** AIM OF THE EXERCISE **
Across the entries below, how many lines contain the string "annual"? Give only the count.

** PROVIDED ENTRIES **
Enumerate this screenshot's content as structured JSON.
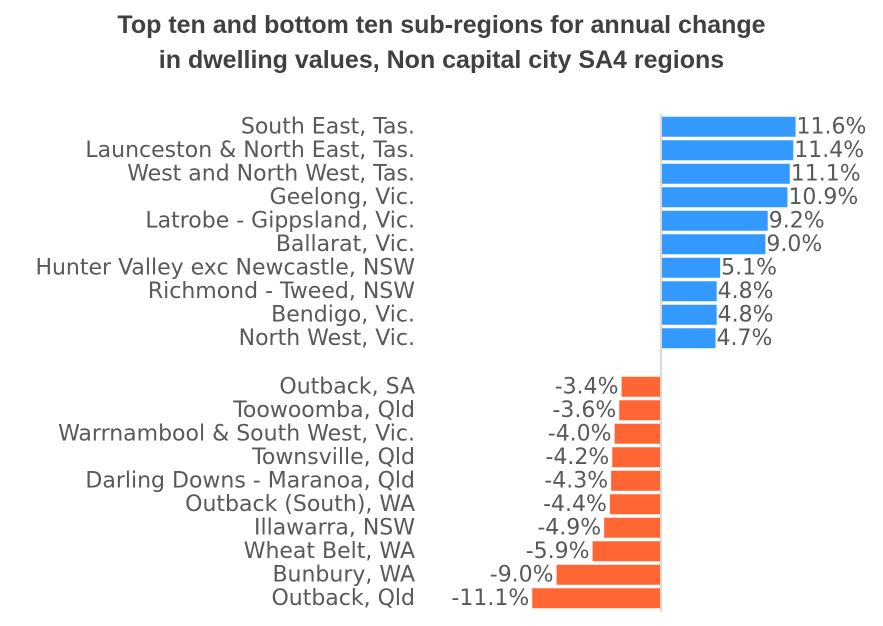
{
  "title_line1": "Top ten and bottom ten sub-regions for annual change",
  "title_line2": "in dwelling values, Non capital city SA4 regions",
  "colors": {
    "positive": "#3399ff",
    "negative": "#ff6633",
    "axis": "#d9d9d9",
    "text": "#595959"
  },
  "chart_data": {
    "type": "bar",
    "orientation": "horizontal",
    "title": "Top ten and bottom ten sub-regions for annual change in dwelling values, Non capital city SA4 regions",
    "xlabel": "",
    "ylabel": "",
    "unit": "%",
    "xlim": [
      -11.1,
      11.6
    ],
    "grid": false,
    "groups": [
      {
        "name": "Top ten",
        "categories": [
          "South East, Tas.",
          "Launceston & North East, Tas.",
          "West and North West, Tas.",
          "Geelong, Vic.",
          "Latrobe - Gippsland, Vic.",
          "Ballarat, Vic.",
          "Hunter Valley exc Newcastle, NSW",
          "Richmond - Tweed, NSW",
          "Bendigo, Vic.",
          "North West, Vic."
        ],
        "values": [
          11.6,
          11.4,
          11.1,
          10.9,
          9.2,
          9.0,
          5.1,
          4.8,
          4.8,
          4.7
        ],
        "labels": [
          "11.6%",
          "11.4%",
          "11.1%",
          "10.9%",
          "9.2%",
          "9.0%",
          "5.1%",
          "4.8%",
          "4.8%",
          "4.7%"
        ]
      },
      {
        "name": "Bottom ten",
        "categories": [
          "Outback, SA",
          "Toowoomba, Qld",
          "Warrnambool & South West, Vic.",
          "Townsville, Qld",
          "Darling Downs - Maranoa, Qld",
          "Outback (South), WA",
          "Illawarra, NSW",
          "Wheat Belt, WA",
          "Bunbury, WA",
          "Outback, Qld"
        ],
        "values": [
          -3.4,
          -3.6,
          -4.0,
          -4.2,
          -4.3,
          -4.4,
          -4.9,
          -5.9,
          -9.0,
          -11.1
        ],
        "labels": [
          "-3.4%",
          "-3.6%",
          "-4.0%",
          "-4.2%",
          "-4.3%",
          "-4.4%",
          "-4.9%",
          "-5.9%",
          "-9.0%",
          "-11.1%"
        ]
      }
    ]
  }
}
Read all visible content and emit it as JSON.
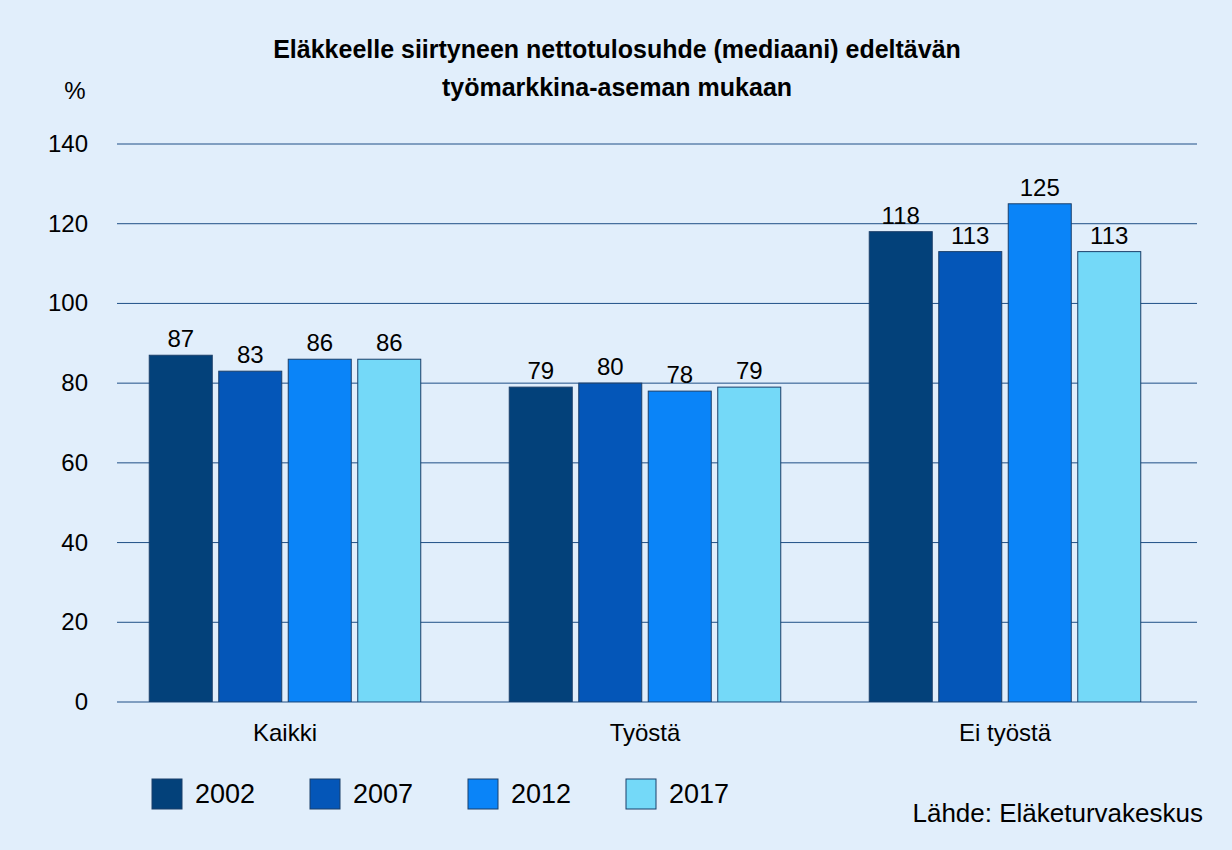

** ANSWER FOR THIS EXERCISE **
2